[Begin Material provided]
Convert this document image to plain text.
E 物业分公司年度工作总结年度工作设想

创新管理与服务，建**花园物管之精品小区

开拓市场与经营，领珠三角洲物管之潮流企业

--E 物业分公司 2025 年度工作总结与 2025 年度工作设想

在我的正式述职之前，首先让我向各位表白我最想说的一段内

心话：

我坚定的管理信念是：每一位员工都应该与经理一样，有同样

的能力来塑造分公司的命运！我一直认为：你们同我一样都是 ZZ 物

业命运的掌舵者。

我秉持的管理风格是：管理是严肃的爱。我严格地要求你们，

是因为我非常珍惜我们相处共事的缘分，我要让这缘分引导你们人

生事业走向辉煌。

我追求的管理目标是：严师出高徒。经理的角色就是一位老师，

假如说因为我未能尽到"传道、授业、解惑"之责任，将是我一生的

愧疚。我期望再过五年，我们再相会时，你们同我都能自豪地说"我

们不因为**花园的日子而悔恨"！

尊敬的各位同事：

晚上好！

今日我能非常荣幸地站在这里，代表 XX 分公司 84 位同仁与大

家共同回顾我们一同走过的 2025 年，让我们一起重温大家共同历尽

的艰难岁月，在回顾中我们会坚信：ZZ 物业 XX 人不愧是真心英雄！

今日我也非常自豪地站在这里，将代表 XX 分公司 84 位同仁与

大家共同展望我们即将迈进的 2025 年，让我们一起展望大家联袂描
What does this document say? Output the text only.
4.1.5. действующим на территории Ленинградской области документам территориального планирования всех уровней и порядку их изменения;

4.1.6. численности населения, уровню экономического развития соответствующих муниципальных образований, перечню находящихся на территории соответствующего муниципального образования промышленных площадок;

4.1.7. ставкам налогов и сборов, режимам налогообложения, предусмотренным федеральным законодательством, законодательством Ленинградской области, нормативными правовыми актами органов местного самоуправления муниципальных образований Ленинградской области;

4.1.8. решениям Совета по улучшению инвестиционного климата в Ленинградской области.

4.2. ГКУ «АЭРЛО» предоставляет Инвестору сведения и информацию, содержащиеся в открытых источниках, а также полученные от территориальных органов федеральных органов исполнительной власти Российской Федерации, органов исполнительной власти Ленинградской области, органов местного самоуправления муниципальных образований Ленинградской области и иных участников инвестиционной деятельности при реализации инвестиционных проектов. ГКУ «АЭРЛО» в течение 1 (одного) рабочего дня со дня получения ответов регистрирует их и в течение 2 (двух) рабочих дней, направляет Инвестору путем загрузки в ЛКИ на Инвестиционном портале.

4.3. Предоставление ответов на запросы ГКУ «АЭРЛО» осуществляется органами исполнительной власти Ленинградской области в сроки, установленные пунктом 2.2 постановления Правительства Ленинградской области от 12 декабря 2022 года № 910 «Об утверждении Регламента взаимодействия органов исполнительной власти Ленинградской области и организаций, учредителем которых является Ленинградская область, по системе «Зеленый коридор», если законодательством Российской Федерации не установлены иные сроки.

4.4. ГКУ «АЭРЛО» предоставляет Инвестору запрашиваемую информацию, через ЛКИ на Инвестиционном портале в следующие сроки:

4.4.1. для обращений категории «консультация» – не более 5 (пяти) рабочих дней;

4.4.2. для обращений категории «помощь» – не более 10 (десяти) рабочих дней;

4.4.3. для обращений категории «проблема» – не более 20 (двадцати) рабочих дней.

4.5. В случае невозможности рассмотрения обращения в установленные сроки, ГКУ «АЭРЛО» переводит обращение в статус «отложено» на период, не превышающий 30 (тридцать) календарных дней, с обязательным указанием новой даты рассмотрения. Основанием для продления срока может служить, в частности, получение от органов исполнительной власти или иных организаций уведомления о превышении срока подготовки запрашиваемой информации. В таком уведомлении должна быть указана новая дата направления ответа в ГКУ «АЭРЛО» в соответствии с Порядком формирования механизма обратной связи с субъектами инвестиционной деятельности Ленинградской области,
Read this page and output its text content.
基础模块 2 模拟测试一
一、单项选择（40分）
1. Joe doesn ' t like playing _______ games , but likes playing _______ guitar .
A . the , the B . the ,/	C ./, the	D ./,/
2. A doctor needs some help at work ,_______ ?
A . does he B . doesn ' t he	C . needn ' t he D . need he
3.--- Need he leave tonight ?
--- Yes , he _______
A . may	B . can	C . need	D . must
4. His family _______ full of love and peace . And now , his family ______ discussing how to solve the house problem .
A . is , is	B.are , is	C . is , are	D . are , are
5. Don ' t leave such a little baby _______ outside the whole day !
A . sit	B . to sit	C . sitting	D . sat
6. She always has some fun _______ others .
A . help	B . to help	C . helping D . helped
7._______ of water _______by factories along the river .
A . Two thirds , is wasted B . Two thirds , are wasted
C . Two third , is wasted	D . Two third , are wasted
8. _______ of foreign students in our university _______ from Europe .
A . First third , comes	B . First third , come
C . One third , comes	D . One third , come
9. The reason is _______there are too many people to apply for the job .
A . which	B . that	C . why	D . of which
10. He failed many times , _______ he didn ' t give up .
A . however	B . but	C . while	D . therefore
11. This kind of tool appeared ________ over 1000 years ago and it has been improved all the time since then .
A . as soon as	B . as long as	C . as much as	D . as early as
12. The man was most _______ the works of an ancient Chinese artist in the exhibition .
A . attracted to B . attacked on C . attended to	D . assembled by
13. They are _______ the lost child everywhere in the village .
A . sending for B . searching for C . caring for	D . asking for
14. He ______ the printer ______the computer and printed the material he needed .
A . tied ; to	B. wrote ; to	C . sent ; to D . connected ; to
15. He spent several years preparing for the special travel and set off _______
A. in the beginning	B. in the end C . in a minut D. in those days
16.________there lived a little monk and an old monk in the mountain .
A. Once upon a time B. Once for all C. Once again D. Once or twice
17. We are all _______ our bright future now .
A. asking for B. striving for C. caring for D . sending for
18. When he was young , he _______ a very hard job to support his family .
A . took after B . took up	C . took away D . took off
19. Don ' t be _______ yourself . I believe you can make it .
[End Material provided]
◆ **Exercise instructions**
Repeat each record in full; every line must match exactly.

◆ **Response to the task**
Convert this document image to plain text.
E 物业分公司年度工作总结年度工作设想

创新管理与服务，建**花园物管之精品小区

开拓市场与经营，领珠三角洲物管之潮流企业

--E 物业分公司 2025 年度工作总结与 2025 年度工作设想

在我的正式述职之前，首先让我向各位表白我最想说的一段内

心话：

我坚定的管理信念是：每一位员工都应该与经理一样，有同样

的能力来塑造分公司的命运！我一直认为：你们同我一样都是 ZZ 物

业命运的掌舵者。

我秉持的管理风格是：管理是严肃的爱。我严格地要求你们，

是因为我非常珍惜我们相处共事的缘分，我要让这缘分引导你们人

生事业走向辉煌。

我追求的管理目标是：严师出高徒。经理的角色就是一位老师，

假如说因为我未能尽到"传道、授业、解惑"之责任，将是我一生的

愧疚。我期望再过五年，我们再相会时，你们同我都能自豪地说"我

们不因为**花园的日子而悔恨"！

尊敬的各位同事：

晚上好！

今日我能非常荣幸地站在这里，代表 XX 分公司 84 位同仁与大

家共同回顾我们一同走过的 2025 年，让我们一起重温大家共同历尽

的艰难岁月，在回顾中我们会坚信：ZZ 物业 XX 人不愧是真心英雄！

今日我也非常自豪地站在这里，将代表 XX 分公司 84 位同仁与

大家共同展望我们即将迈进的 2025 年，让我们一起展望大家联袂描
What does this document say? Output the text only.
4.1.5. действующим на территории Ленинградской области документам территориального планирования всех уровней и порядку их изменения;

4.1.6. численности населения, уровню экономического развития соответствующих муниципальных образований, перечню находящихся на территории соответствующего муниципального образования промышленных площадок;

4.1.7. ставкам налогов и сборов, режимам налогообложения, предусмотренным федеральным законодательством, законодательством Ленинградской области, нормативными правовыми актами органов местного самоуправления муниципальных образований Ленинградской области;

4.1.8. решениям Совета по улучшению инвестиционного климата в Ленинградской области.

4.2. ГКУ «АЭРЛО» предоставляет Инвестору сведения и информацию, содержащиеся в открытых источниках, а также полученные от территориальных органов федеральных органов исполнительной власти Российской Федерации, органов исполнительной власти Ленинградской области, органов местного самоуправления муниципальных образований Ленинградской области и иных участников инвестиционной деятельности при реализации инвестиционных проектов. ГКУ «АЭРЛО» в течение 1 (одного) рабочего дня со дня получения ответов регистрирует их и в течение 2 (двух) рабочих дней, направляет Инвестору путем загрузки в ЛКИ на Инвестиционном портале.

4.3. Предоставление ответов на запросы ГКУ «АЭРЛО» осуществляется органами исполнительной власти Ленинградской области в сроки, установленные пунктом 2.2 постановления Правительства Ленинградской области от 12 декабря 2022 года № 910 «Об утверждении Регламента взаимодействия органов исполнительной власти Ленинградской области и организаций, учредителем которых является Ленинградская область, по системе «Зеленый коридор», если законодательством Российской Федерации не установлены иные сроки.

4.4. ГКУ «АЭРЛО» предоставляет Инвестору запрашиваемую информацию, через ЛКИ на Инвестиционном портале в следующие сроки:

4.4.1. для обращений категории «консультация» – не более 5 (пяти) рабочих дней;

4.4.2. для обращений категории «помощь» – не более 10 (десяти) рабочих дней;

4.4.3. для обращений категории «проблема» – не более 20 (двадцати) рабочих дней.

4.5. В случае невозможности рассмотрения обращения в установленные сроки, ГКУ «АЭРЛО» переводит обращение в статус «отложено» на период, не превышающий 30 (тридцать) календарных дней, с обязательным указанием новой даты рассмотрения. Основанием для продления срока может служить, в частности, получение от органов исполнительной власти или иных организаций уведомления о превышении срока подготовки запрашиваемой информации. В таком уведомлении должна быть указана новая дата направления ответа в ГКУ «АЭРЛО» в соответствии с Порядком формирования механизма обратной связи с субъектами инвестиционной деятельности Ленинградской области,
Read this page and output its text content.
基础模块 2 模拟测试一
一、单项选择（40分）
1. Joe doesn ' t like playing _______ games , but likes playing _______ guitar .
A . the , the B . the ,/	C ./, the	D ./,/
2. A doctor needs some help at work ,_______ ?
A . does he B . doesn ' t he	C . needn ' t he D . need he
3.--- Need he leave tonight ?
--- Yes , he _______
A . may	B . can	C . need	D . must
4. His family _______ full of love and peace . And now , his family ______ discussing how to solve the house problem .
A . is , is	B.are , is	C . is , are	D . are , are
5. Don ' t leave such a little baby _______ outside the whole day !
A . sit	B . to sit	C . sitting	D . sat
6. She always has some fun _______ others .
A . help	B . to help	C . helping D . helped
7._______ of water _______by factories along the river .
A . Two thirds , is wasted B . Two thirds , are wasted
C . Two third , is wasted	D . Two third , are wasted
8. _______ of foreign students in our university _______ from Europe .
A . First third , comes	B . First third , come
C . One third , comes	D . One third , come
9. The reason is _______there are too many people to apply for the job .
A . which	B . that	C . why	D . of which
10. He failed many times , _______ he didn ' t give up .
A . however	B . but	C . while	D . therefore
11. This kind of tool appeared ________ over 1000 years ago and it has been improved all the time since then .
A . as soon as	B . as long as	C . as much as	D . as early as
12. The man was most _______ the works of an ancient Chinese artist in the exhibition .
A . attracted to B . attacked on C . attended to	D . assembled by
13. They are _______ the lost child everywhere in the village .
A . sending for B . searching for C . caring for	D . asking for
14. He ______ the printer ______the computer and printed the material he needed .
A . tied ; to	B. wrote ; to	C . sent ; to D . connected ; to
15. He spent several years preparing for the special travel and set off _______
A. in the beginning	B. in the end C . in a minut D. in those days
16.________there lived a little monk and an old monk in the mountain .
A. Once upon a time B. Once for all C. Once again D. Once or twice
17. We are all _______ our bright future now .
A. asking for B. striving for C. caring for D . sending for
18. When he was young , he _______ a very hard job to support his family .
A . took after B . took up	C . took away D . took off
19. Don ' t be _______ yourself . I believe you can make it .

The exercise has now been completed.